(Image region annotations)
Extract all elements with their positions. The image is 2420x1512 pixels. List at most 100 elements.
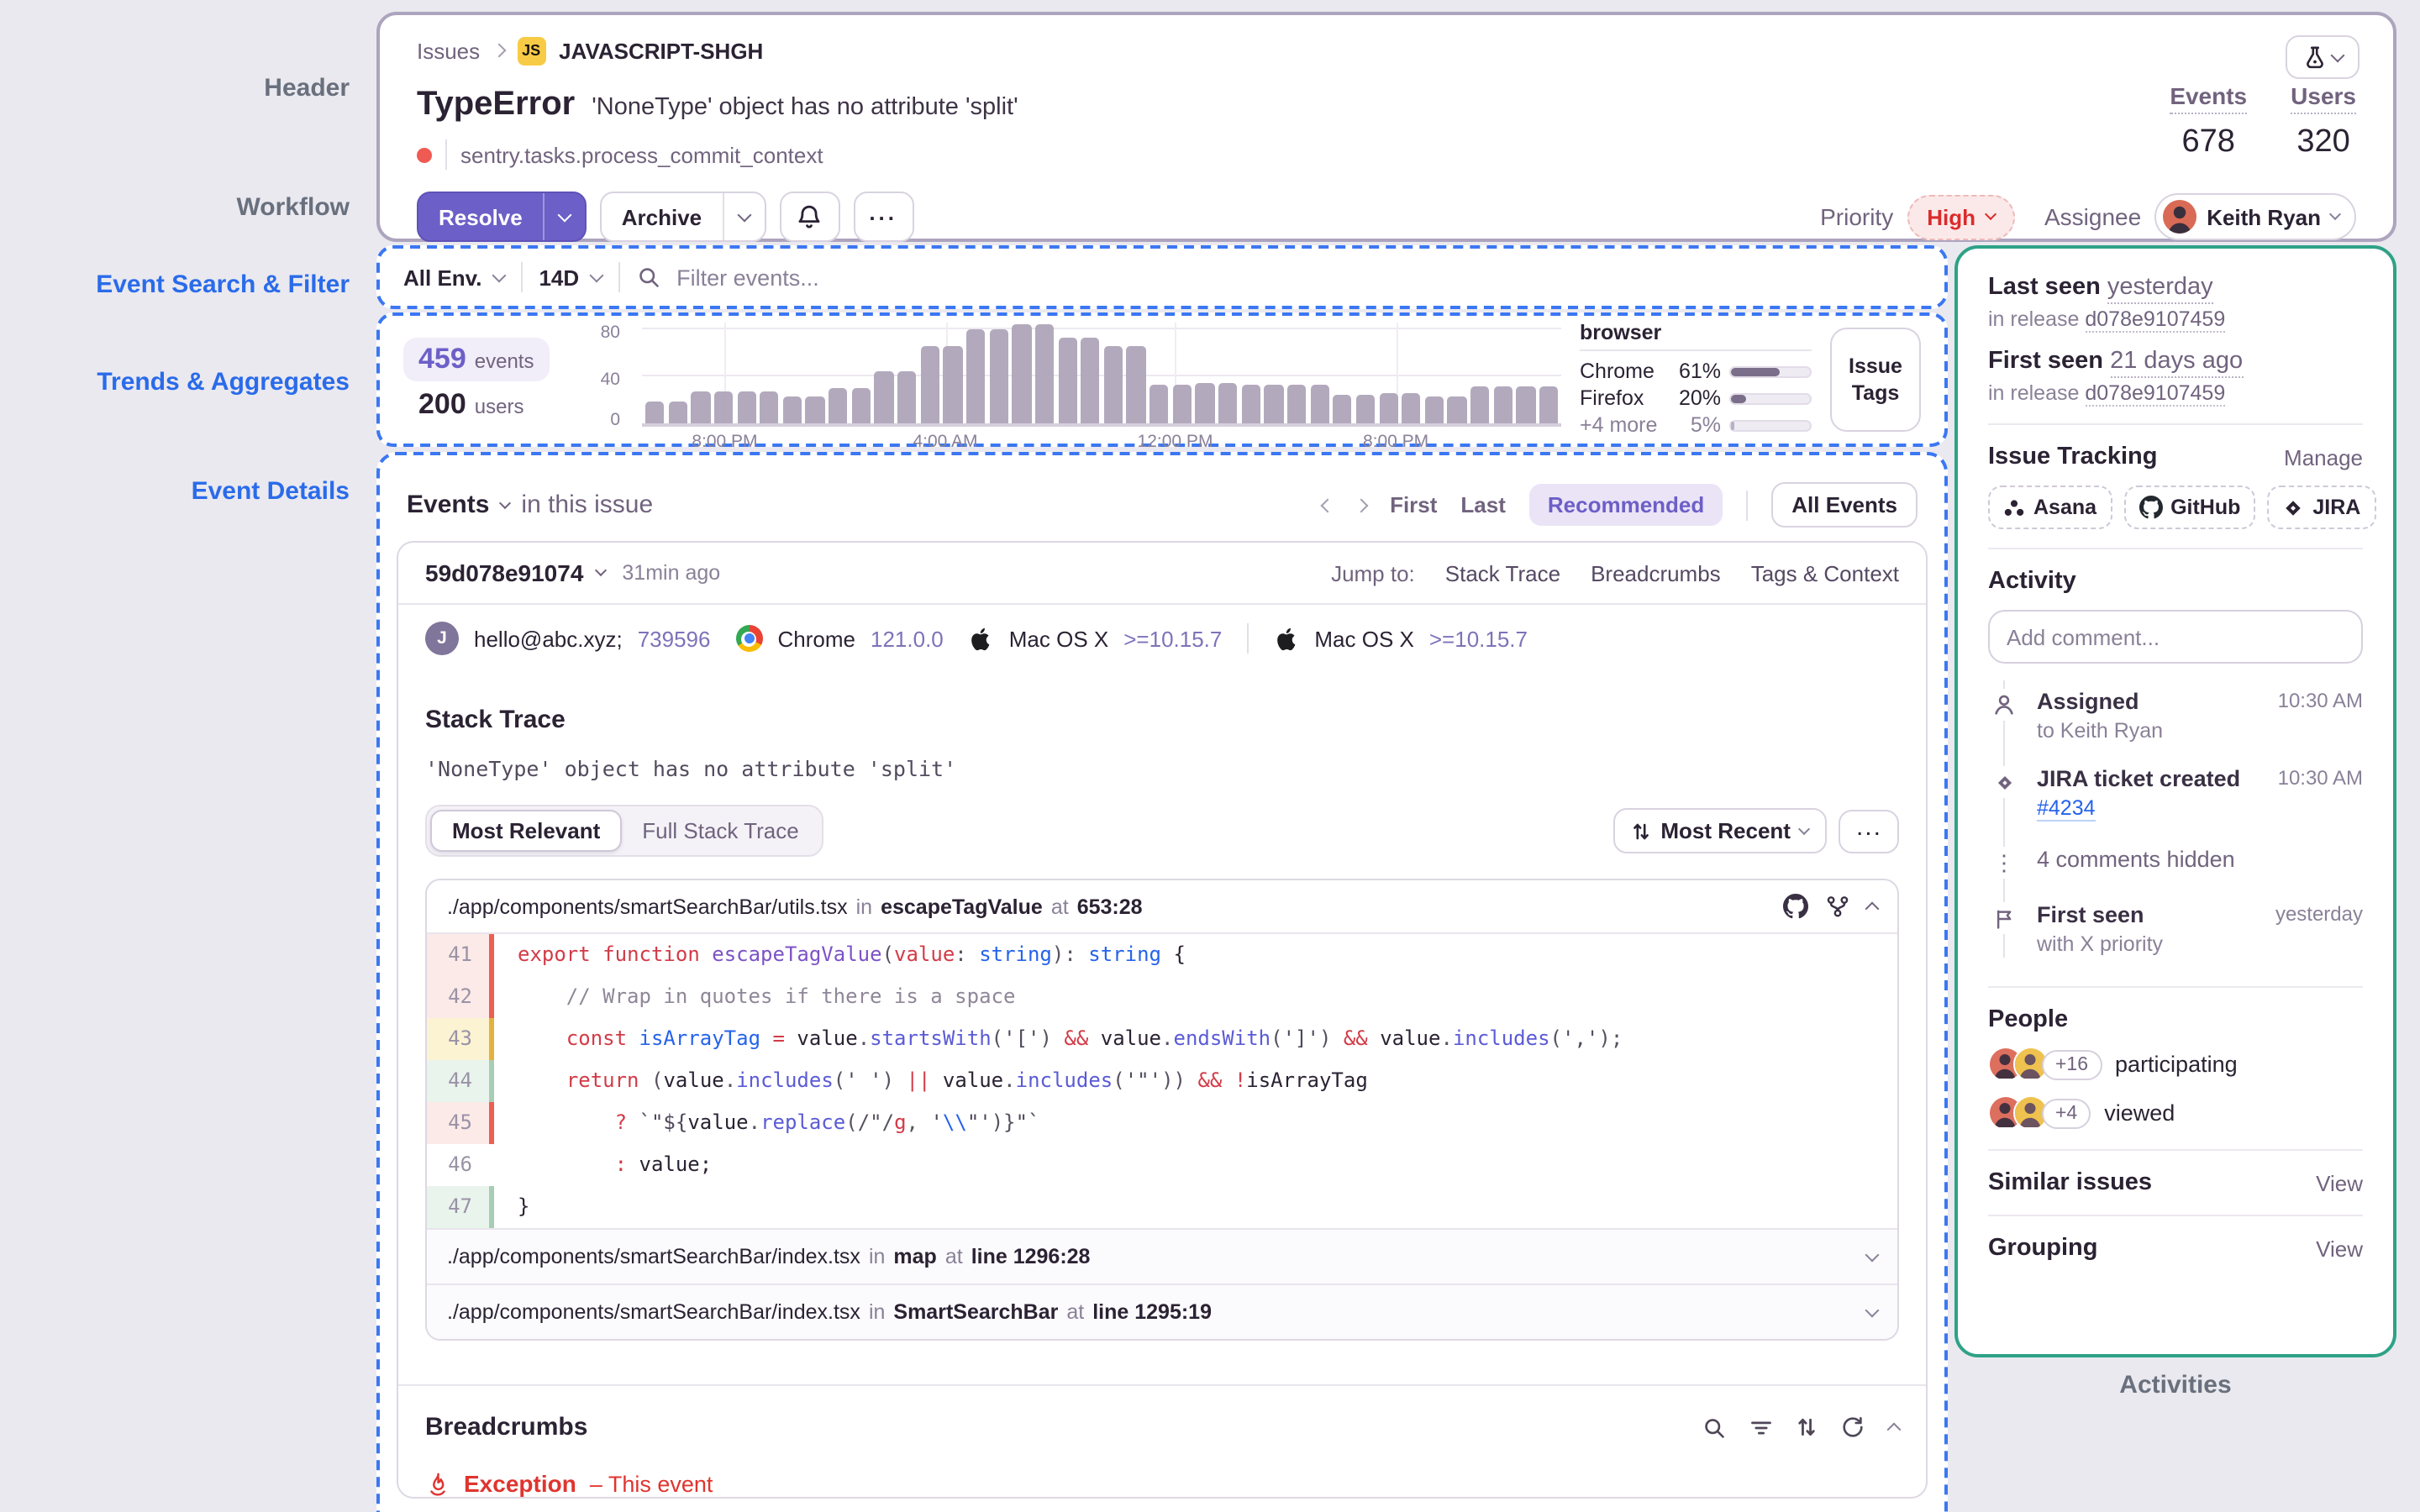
tag-browser-version[interactable]: 121.0.0 xyxy=(871,626,944,651)
grouping-view-link[interactable]: View xyxy=(2316,1236,2363,1261)
more-actions-button[interactable]: ... xyxy=(853,192,914,242)
add-comment-input[interactable] xyxy=(1988,610,2363,664)
resolve-dropdown-caret[interactable] xyxy=(542,193,585,240)
assignee-select[interactable]: Keith Ryan xyxy=(2154,193,2356,240)
browser-name[interactable]: Firefox xyxy=(1580,386,1667,410)
event-id-dropdown[interactable]: 59d078e91074 xyxy=(425,559,583,586)
frame-function: map xyxy=(893,1245,937,1268)
collapse-section-chevron[interactable] xyxy=(1886,1421,1902,1436)
tag-client-os-version[interactable]: >=10.15.7 xyxy=(1429,626,1528,651)
jump-breadcrumbs-link[interactable]: Breadcrumbs xyxy=(1591,560,1721,585)
activity-header: Activity xyxy=(1988,568,2363,595)
jira-button[interactable]: JIRA xyxy=(2267,486,2376,529)
chart-bar xyxy=(1264,384,1284,423)
recommended-tab[interactable]: Recommended xyxy=(1528,484,1723,526)
stack-trace-options-button[interactable]: ... xyxy=(1839,809,1899,853)
assignee-name: Keith Ryan xyxy=(2207,204,2321,229)
asana-button[interactable]: Asana xyxy=(1988,486,2112,529)
chart-bar xyxy=(1333,395,1352,423)
jump-tags-context-link[interactable]: Tags & Context xyxy=(1751,560,1899,585)
tag-os-version[interactable]: >=10.15.7 xyxy=(1123,626,1222,651)
collapsed-frame-row[interactable]: ./app/components/smartSearchBar/index.ts… xyxy=(427,1228,1897,1284)
tag-user-email[interactable]: hello@abc.xyz; xyxy=(474,626,623,651)
issue-tags-button[interactable]: Issue Tags xyxy=(1830,328,1921,432)
filter-icon[interactable] xyxy=(1749,1415,1773,1439)
last-seen-block: Last seen yesterday in release d078e9107… xyxy=(1988,274,2363,333)
prev-event-button[interactable] xyxy=(1320,497,1335,512)
issue-stats: Events 678 Users 320 xyxy=(2170,82,2356,161)
collapsed-frame-row[interactable]: ./app/components/smartSearchBar/index.ts… xyxy=(427,1284,1897,1339)
search-icon[interactable] xyxy=(1702,1415,1726,1439)
resolve-button[interactable]: Resolve xyxy=(417,192,587,242)
tag-os-name[interactable]: Mac OS X xyxy=(1009,626,1109,651)
tag-user-id[interactable]: 739596 xyxy=(638,626,711,651)
first-seen-release-link[interactable]: d078e9107459 xyxy=(2085,381,2226,407)
users-stat-label[interactable]: Users xyxy=(2291,82,2356,114)
tag-client-os-name[interactable]: Mac OS X xyxy=(1314,626,1414,651)
viewers-count-pill[interactable]: +4 xyxy=(2042,1098,2091,1128)
viewers-row: +4 viewed xyxy=(1988,1095,2363,1131)
browser-name[interactable]: +4 more xyxy=(1580,413,1667,437)
history-icon[interactable] xyxy=(1840,1415,1865,1440)
last-event-button[interactable]: Last xyxy=(1460,492,1505,517)
chart-bar xyxy=(829,388,848,423)
jira-ticket-link[interactable]: #4234 xyxy=(2037,796,2096,822)
annotation-activities: Activities xyxy=(2119,1371,2232,1399)
expand-frame-chevron[interactable] xyxy=(1865,1302,1880,1317)
last-seen-release-link[interactable]: d078e9107459 xyxy=(2085,307,2226,333)
last-seen-value[interactable]: yesterday xyxy=(2107,274,2213,304)
activity-item-jira: JIRA ticket created #4234 10:30 AM xyxy=(1988,754,2363,835)
jump-to-label: Jump to: xyxy=(1331,560,1415,585)
apple-icon xyxy=(969,626,994,651)
first-event-button[interactable]: First xyxy=(1390,492,1437,517)
stack-frame-header[interactable]: ./app/components/smartSearchBar/utils.ts… xyxy=(427,880,1897,934)
browser-tag-title: browser xyxy=(1580,321,1812,351)
priority-select[interactable]: High xyxy=(1907,194,2014,239)
first-seen-value[interactable]: 21 days ago xyxy=(2110,348,2244,378)
github-button[interactable]: GitHub xyxy=(2123,486,2256,529)
activity-item-sub: to Keith Ryan xyxy=(2037,719,2164,743)
issue-tracking-header: Issue Tracking Manage xyxy=(1988,444,2363,470)
events-stat-label[interactable]: Events xyxy=(2170,82,2248,114)
divider xyxy=(445,139,447,170)
issue-header-card: Issues JS JAVASCRIPT-SHGH TypeError 'Non… xyxy=(376,12,2396,242)
suspect-commit-icon[interactable] xyxy=(1825,894,1850,919)
participants-row: +16 participating xyxy=(1988,1047,2363,1082)
activity-item-title: JIRA ticket created xyxy=(2037,766,2241,791)
archive-dropdown-caret[interactable] xyxy=(722,193,764,240)
activity-item-hidden-comments[interactable]: ⋮ 4 comments hidden xyxy=(1988,835,2363,890)
chrome-icon xyxy=(735,625,763,652)
subscribe-bell-button[interactable] xyxy=(779,192,840,242)
filter-events-input[interactable] xyxy=(676,265,1921,290)
browser-name[interactable]: Chrome xyxy=(1580,360,1667,383)
environment-select[interactable]: All Env. xyxy=(403,265,506,290)
similar-issues-view-link[interactable]: View xyxy=(2316,1170,2363,1195)
breadcrumbs-toolbar xyxy=(1702,1415,1902,1440)
events-unit: events xyxy=(474,349,534,373)
all-events-button[interactable]: All Events xyxy=(1771,482,1918,528)
release-prefix: in release xyxy=(1988,307,2080,331)
first-seen-label: First seen xyxy=(1988,348,2103,375)
annotation-header: Header xyxy=(264,74,350,102)
manage-link[interactable]: Manage xyxy=(2284,444,2363,470)
github-label: GitHub xyxy=(2170,496,2241,519)
events-dropdown[interactable]: Events xyxy=(407,491,489,519)
breadcrumb-issues-link[interactable]: Issues xyxy=(417,38,480,63)
experiment-flask-button[interactable] xyxy=(2286,35,2360,79)
sort-arrows-icon[interactable] xyxy=(1797,1416,1817,1438)
expand-frame-chevron[interactable] xyxy=(1865,1247,1880,1262)
tag-browser-name[interactable]: Chrome xyxy=(778,626,856,651)
sort-most-recent-button[interactable]: Most Recent xyxy=(1613,808,1828,853)
next-event-button[interactable] xyxy=(1354,497,1369,512)
tab-most-relevant[interactable]: Most Relevant xyxy=(430,810,623,852)
jump-stack-trace-link[interactable]: Stack Trace xyxy=(1445,560,1560,585)
participants-count-pill[interactable]: +16 xyxy=(2042,1049,2102,1079)
events-count-pill: 459 events xyxy=(403,338,550,381)
tab-full-stack-trace[interactable]: Full Stack Trace xyxy=(622,811,818,850)
collapse-frame-chevron[interactable] xyxy=(1865,900,1880,916)
github-icon[interactable] xyxy=(1783,894,1808,919)
date-range-select[interactable]: 14D xyxy=(539,265,603,290)
assignee-avatar xyxy=(2163,200,2197,234)
events-in-issue-header: Events in this issue First Last Recommen… xyxy=(397,472,1928,541)
archive-button[interactable]: Archive xyxy=(599,192,766,242)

## GIVEN INSTRUCTION
Please gather every line that contains the string "item", matching case exactly, and copy each of those lines out in full.

## RESULT FOR THIS TASK
activity-item-jira: JIRA ticket created #4234 10:30 AM xyxy=(1988,754,2363,835)
activity-item-sub: to Keith Ryan xyxy=(2037,719,2164,743)
activity-item-title: JIRA ticket created xyxy=(2037,766,2241,791)
activity-item-hidden-comments[interactable]: ⋮ 4 comments hidden xyxy=(1988,835,2363,890)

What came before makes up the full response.